▶ _Provided records_
++++++

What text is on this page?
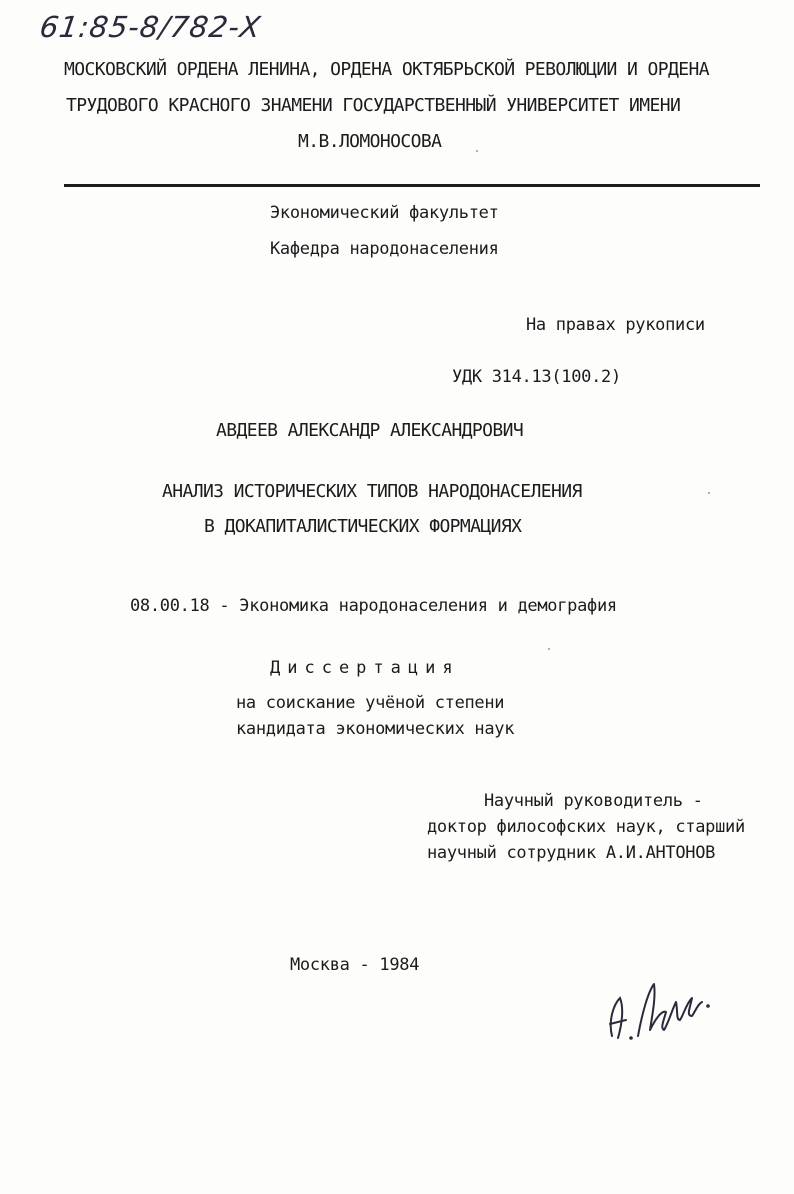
61:85-8/782-Х
МОСКОВСКИЙ ОРДЕНА ЛЕНИНА, ОРДЕНА ОКТЯБРЬСКОЙ РЕВОЛЮЦИИ И ОРДЕНА
ТРУДОВОГО КРАСНОГО ЗНАМЕНИ ГОСУДАРСТВЕННЫЙ УНИВЕРСИТЕТ ИМЕНИ
М.В.ЛОМОНОСОВА
Экономический факультет
Кафедра народонаселения
На правах рукописи
УДК 314.13(100.2)
АВДЕЕВ АЛЕКСАНДР АЛЕКСАНДРОВИЧ
АНАЛИЗ ИСТОРИЧЕСКИХ ТИПОВ НАРОДОНАСЕЛЕНИЯ
В ДОКАПИТАЛИСТИЧЕСКИХ ФОРМАЦИЯХ
08.00.18 - Экономика народонаселения и демография
Диссертация
на соискание учёной степени
кандидата экономических наук
Научный руководитель -
доктор философских наук, старший
научный сотрудник А.И.АНТОНОВ
Москва - 1984
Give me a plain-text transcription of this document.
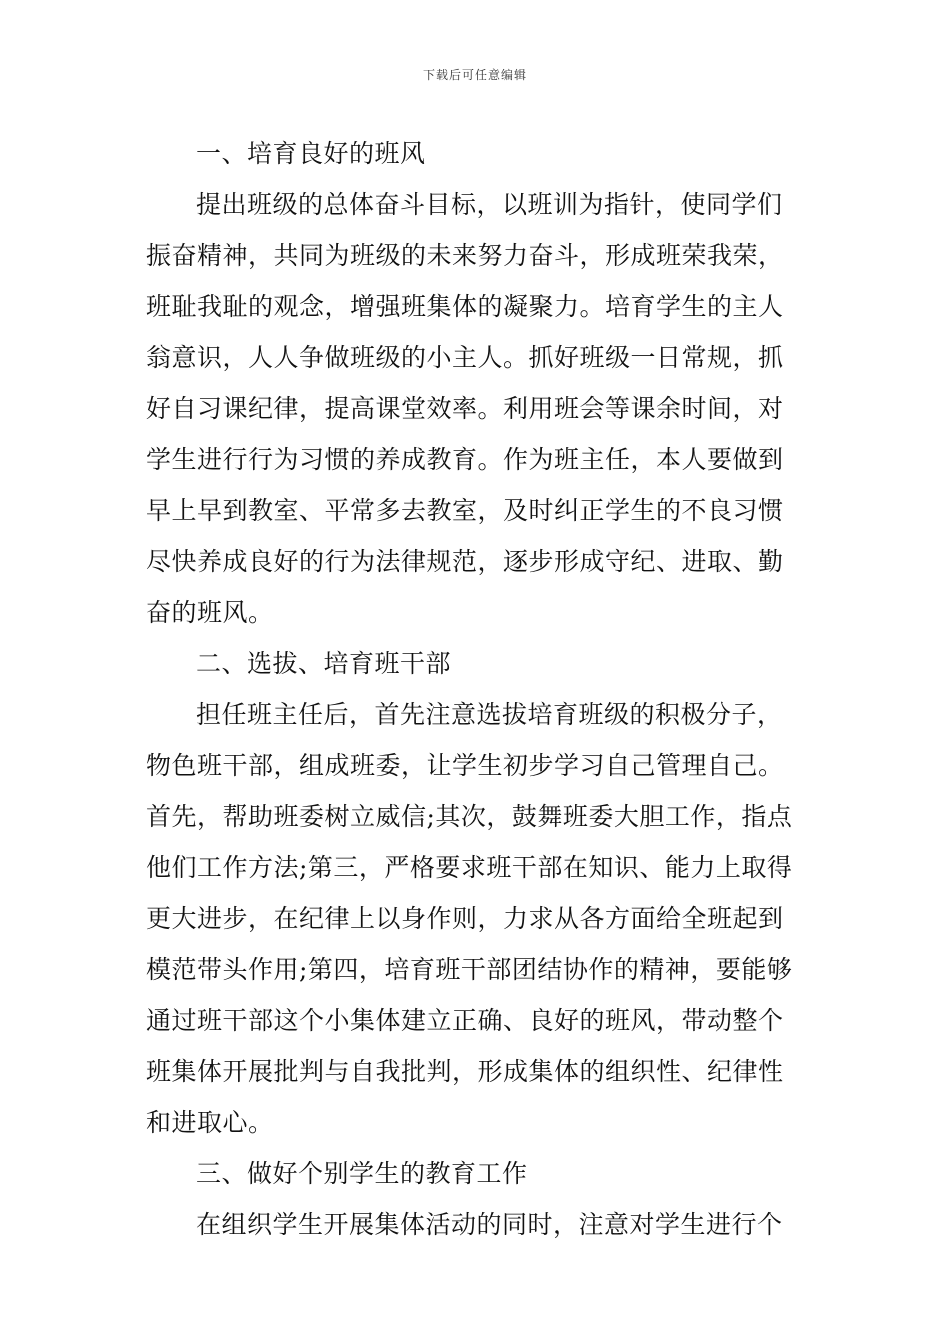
下载后可任意编辑
一、培育良好的班风
提出班级的总体奋斗目标，以班训为指针，使同学们
振奋精神，共同为班级的未来努力奋斗，形成班荣我荣，
班耻我耻的观念，增强班集体的凝聚力。培育学生的主人
翁意识，人人争做班级的小主人。抓好班级一日常规，抓
好自习课纪律，提高课堂效率。利用班会等课余时间，对
学生进行行为习惯的养成教育。作为班主任，本人要做到
早上早到教室、平常多去教室，及时纠正学生的不良习惯
尽快养成良好的行为法律规范，逐步形成守纪、进取、勤
奋的班风。
二、选拔、培育班干部
担任班主任后，首先注意选拔培育班级的积极分子，
物色班干部，组成班委，让学生初步学习自己管理自己。
首先，帮助班委树立威信;其次，鼓舞班委大胆工作，指点
他们工作方法;第三，严格要求班干部在知识、能力上取得
更大进步，在纪律上以身作则，力求从各方面给全班起到
模范带头作用;第四，培育班干部团结协作的精神，要能够
通过班干部这个小集体建立正确、良好的班风，带动整个
班集体开展批判与自我批判，形成集体的组织性、纪律性
和进取心。
三、做好个别学生的教育工作
在组织学生开展集体活动的同时，注意对学生进行个
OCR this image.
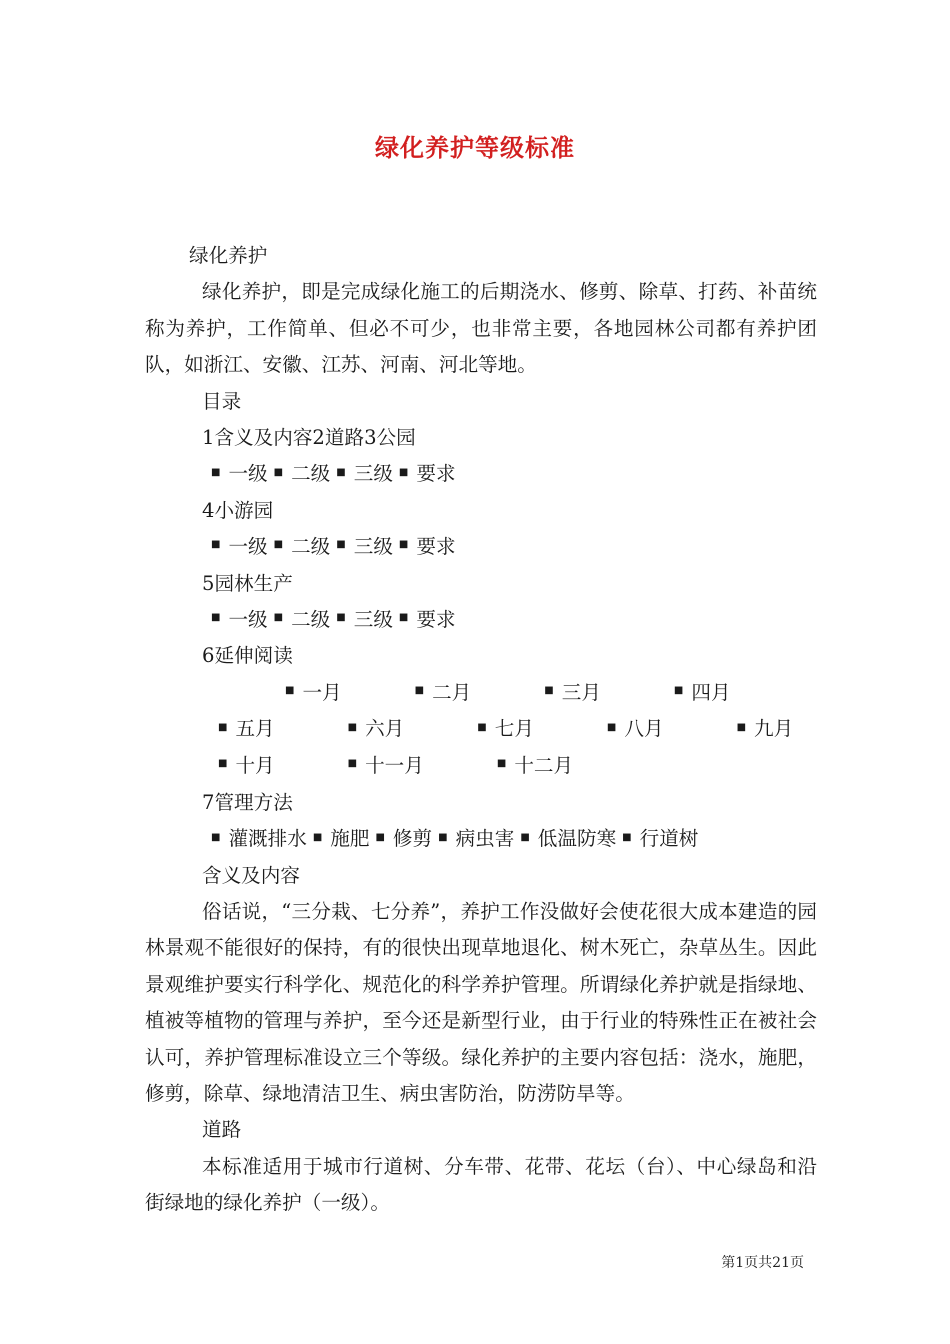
绿化养护等级标准
绿化养护
绿化养护，即是完成绿化施工的后期浇水、修剪、除草、打药、补苗统称为养护，工作简单、但必不可少，也非常主要，各地园林公司都有养护团队，如浙江、安徽、江苏、河南、河北等地。
目录
1含义及内容2道路3公园
■ 一级 ■ 二级 ■ 三级 ■ 要求
4小游园
■ 一级 ■ 二级 ■ 三级 ■ 要求
5园林生产
■ 一级 ■ 二级 ■ 三级 ■ 要求
6延伸阅读
■ 一月	■ 二月	■ 三月	■ 四月■ 五月	■ 六月	■ 七月	■ 八月	■ 九月■ 十月	■ 十一月	■ 十二月
7管理方法
■ 灌溉排水 ■ 施肥 ■ 修剪 ■ 病虫害 ■ 低温防寒 ■ 行道树
含义及内容
俗话说，“三分栽、七分养”，养护工作没做好会使花很大成本建造的园林景观不能很好的保持，有的很快出现草地退化、树木死亡，杂草丛生。因此景观维护要实行科学化、规范化的科学养护管理。所谓绿化养护就是指绿地、植被等植物的管理与养护，至今还是新型行业，由于行业的特殊性正在被社会认可，养护管理标准设立三个等级。绿化养护的主要内容包括：浇水，施肥，修剪，除草、绿地清洁卫生、病虫害防治，防涝防旱等。
道路
本标准适用于城市行道树、分车带、花带、花坛（台）、中心绿岛和沿街绿地的绿化养护（一级）。
第1页共21页
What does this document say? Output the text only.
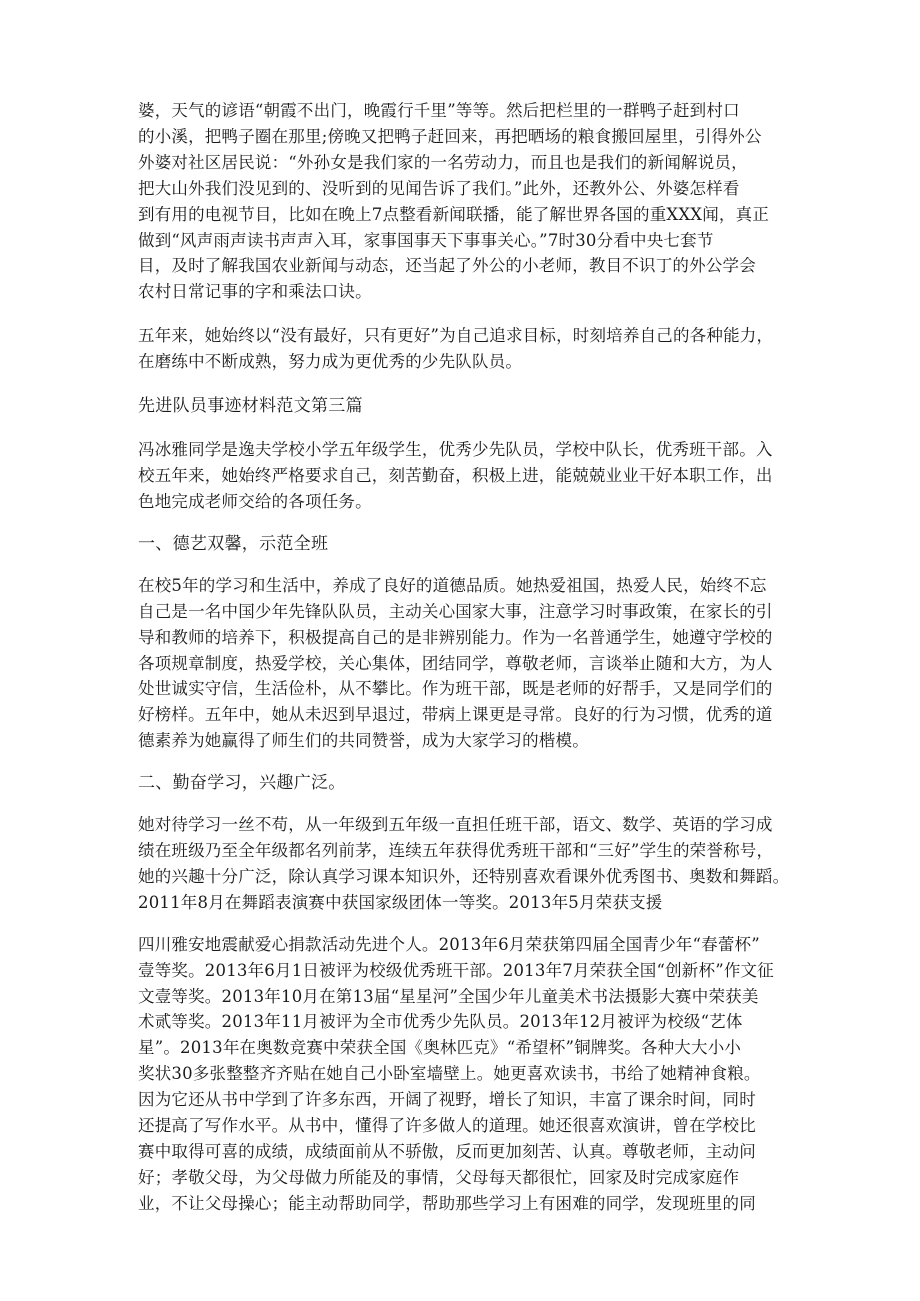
婆，天气的谚语“朝霞不出门，晚霞行千里”等等。然后把栏里的一群鸭子赶到村口
的小溪，把鸭子圈在那里;傍晚又把鸭子赶回来，再把晒场的粮食搬回屋里，引得外公
外婆对社区居民说：“外孙女是我们家的一名劳动力，而且也是我们的新闻解说员，
把大山外我们没见到的、没听到的见闻告诉了我们。”此外，还教外公、外婆怎样看
到有用的电视节目，比如在晚上7点整看新闻联播，能了解世界各国的重XXX闻，真正
做到“风声雨声读书声声入耳，家事国事天下事事关心。”7时30分看中央七套节
目，及时了解我国农业新闻与动态，还当起了外公的小老师，教目不识丁的外公学会
农村日常记事的字和乘法口诀。

五年来，她始终以“没有最好，只有更好”为自己追求目标，时刻培养自己的各种能力，
在磨练中不断成熟，努力成为更优秀的少先队队员。

先进队员事迹材料范文第三篇

冯冰雅同学是逸夫学校小学五年级学生，优秀少先队员，学校中队长，优秀班干部。入
校五年来，她始终严格要求自己，刻苦勤奋，积极上进，能兢兢业业干好本职工作，出
色地完成老师交给的各项任务。

一、德艺双馨，示范全班

在校5年的学习和生活中，养成了良好的道德品质。她热爱祖国，热爱人民，始终不忘
自己是一名中国少年先锋队队员，主动关心国家大事，注意学习时事政策，在家长的引
导和教师的培养下，积极提高自己的是非辨别能力。作为一名普通学生，她遵守学校的
各项规章制度，热爱学校，关心集体，团结同学，尊敬老师，言谈举止随和大方，为人
处世诚实守信，生活俭朴，从不攀比。作为班干部，既是老师的好帮手，又是同学们的
好榜样。五年中，她从未迟到早退过，带病上课更是寻常。良好的行为习惯，优秀的道
德素养为她赢得了师生们的共同赞誉，成为大家学习的楷模。

二、勤奋学习，兴趣广泛。

她对待学习一丝不苟，从一年级到五年级一直担任班干部，语文、数学、英语的学习成
绩在班级乃至全年级都名列前茅，连续五年获得优秀班干部和“三好”学生的荣誉称号，
她的兴趣十分广泛，除认真学习课本知识外，还特别喜欢看课外优秀图书、奥数和舞蹈。
2011年8月在舞蹈表演赛中获国家级团体一等奖。2013年5月荣获支援

四川雅安地震献爱心捐款活动先进个人。2013年6月荣获第四届全国青少年“春蕾杯”
壹等奖。2013年6月1日被评为校级优秀班干部。2013年7月荣获全国“创新杯”作文征
文壹等奖。2013年10月在第13届“星星河”全国少年儿童美术书法摄影大赛中荣获美
术贰等奖。2013年11月被评为全市优秀少先队员。2013年12月被评为校级“艺体
星”。2013年在奥数竞赛中荣获全国《奥林匹克》“希望杯”铜牌奖。各种大大小小
奖状30多张整整齐齐贴在她自己小卧室墙壁上。她更喜欢读书，书给了她精神食粮。
因为它还从书中学到了许多东西，开阔了视野，增长了知识，丰富了课余时间，同时
还提高了写作水平。从书中，懂得了许多做人的道理。她还很喜欢演讲，曾在学校比
赛中取得可喜的成绩，成绩面前从不骄傲，反而更加刻苦、认真。尊敬老师，主动问
好；孝敬父母，为父母做力所能及的事情，父母每天都很忙，回家及时完成家庭作
业，不让父母操心；能主动帮助同学，帮助那些学习上有困难的同学，发现班里的同
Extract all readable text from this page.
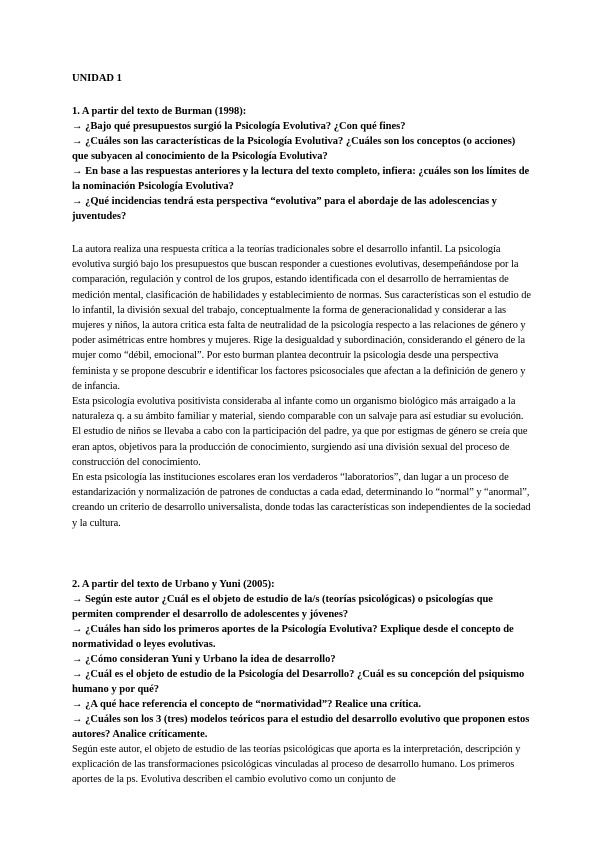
UNIDAD 1

1. A partir del texto de Burman (1998):

→ ¿Bajo qué presupuestos surgió la Psicología Evolutiva? ¿Con qué fines?
→ ¿Cuáles son las características de la Psicología Evolutiva? ¿Cuáles son los conceptos (o acciones) que subyacen al conocimiento de la Psicología Evolutiva?
→ En base a las respuestas anteriores y la lectura del texto completo, infiera: ¿cuáles son los límites de la nominación Psicología Evolutiva?
→ ¿Qué incidencias tendrá esta perspectiva “evolutiva” para el abordaje de las adolescencias y juventudes?

La autora realiza una respuesta crítica a la teorías tradicionales sobre el desarrollo infantil. La psicología evolutiva surgió bajo los presupuestos que buscan responder a cuestiones evolutivas, desempeñándose por la comparación, regulación y control de los grupos, estando identificada con el desarrollo de herramientas de medición mental, clasificación de habilidades y establecimiento de normas. Sus características son el estudio de lo infantil, la división sexual del trabajo, conceptualmente la forma de generacionalidad y considerar a las mujeres y niños, la autora critica esta falta de neutralidad de la psicología respecto a las relaciones de género y poder asimétricas entre hombres y mujeres. Rige la desigualdad y subordinación, considerando el género de la mujer como “débil, emocional”. Por esto burman plantea decontruir la psicologia desde una perspectiva feminista y se propone descubrir e identificar los factores psicosociales que afectan a la definición de genero y de infancia.

Esta psicología evolutiva positivista consideraba al infante como un organismo biológico más arraigado a la naturaleza q. a su ámbito familiar y material, siendo comparable con un salvaje para así estudiar su evolución. El estudio de niños se llevaba a cabo con la participación del padre, ya que por estigmas de género se creía que eran aptos, objetivos para la producción de conocimiento, surgiendo así una división sexual del proceso de construcción del conocimiento.

En esta psicología las instituciones escolares eran los verdaderos “laboratorios”, dan lugar a un proceso de estandarización y normalización de patrones de conductas a cada edad, determinando lo “normal” y “anormal”, creando un criterio de desarrollo universalista, donde todas las características son independientes de la sociedad y la cultura.

2. A partir del texto de Urbano y Yuni (2005):

→ Según este autor ¿Cuál es el objeto de estudio de la/s (teorías psicológicas) o psicologías que permiten comprender el desarrollo de adolescentes y jóvenes?
→ ¿Cuáles han sido los primeros aportes de la Psicología Evolutiva? Explique desde el concepto de normatividad o leyes evolutivas.
→ ¿Cómo consideran Yuni y Urbano la idea de desarrollo?
→ ¿Cuál es el objeto de estudio de la Psicología del Desarrollo? ¿Cuál es su concepción del psiquismo humano y por qué?
→ ¿A qué hace referencia el concepto de “normatividad”? Realice una crítica.
→ ¿Cuáles son los 3 (tres) modelos teóricos para el estudio del desarrollo evolutivo que proponen estos autores? Analice críticamente.

Según este autor, el objeto de estudio de las teorías psicológicas que aporta es la interpretación, descripción y explicación de las transformaciones psicológicas vinculadas al proceso de desarrollo humano. Los primeros aportes de la ps. Evolutiva describen el cambio evolutivo como un conjunto de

++++++

▶ _Exercise details_
Return from the data every line that holds "normatividad".

▶ _Task solution_
→ ¿Cuáles han sido los primeros aportes de la Psicología Evolutiva? Explique desde el concepto de normatividad o leyes evolutivas.
→ ¿A qué hace referencia el concepto de “normatividad”? Realice una crítica.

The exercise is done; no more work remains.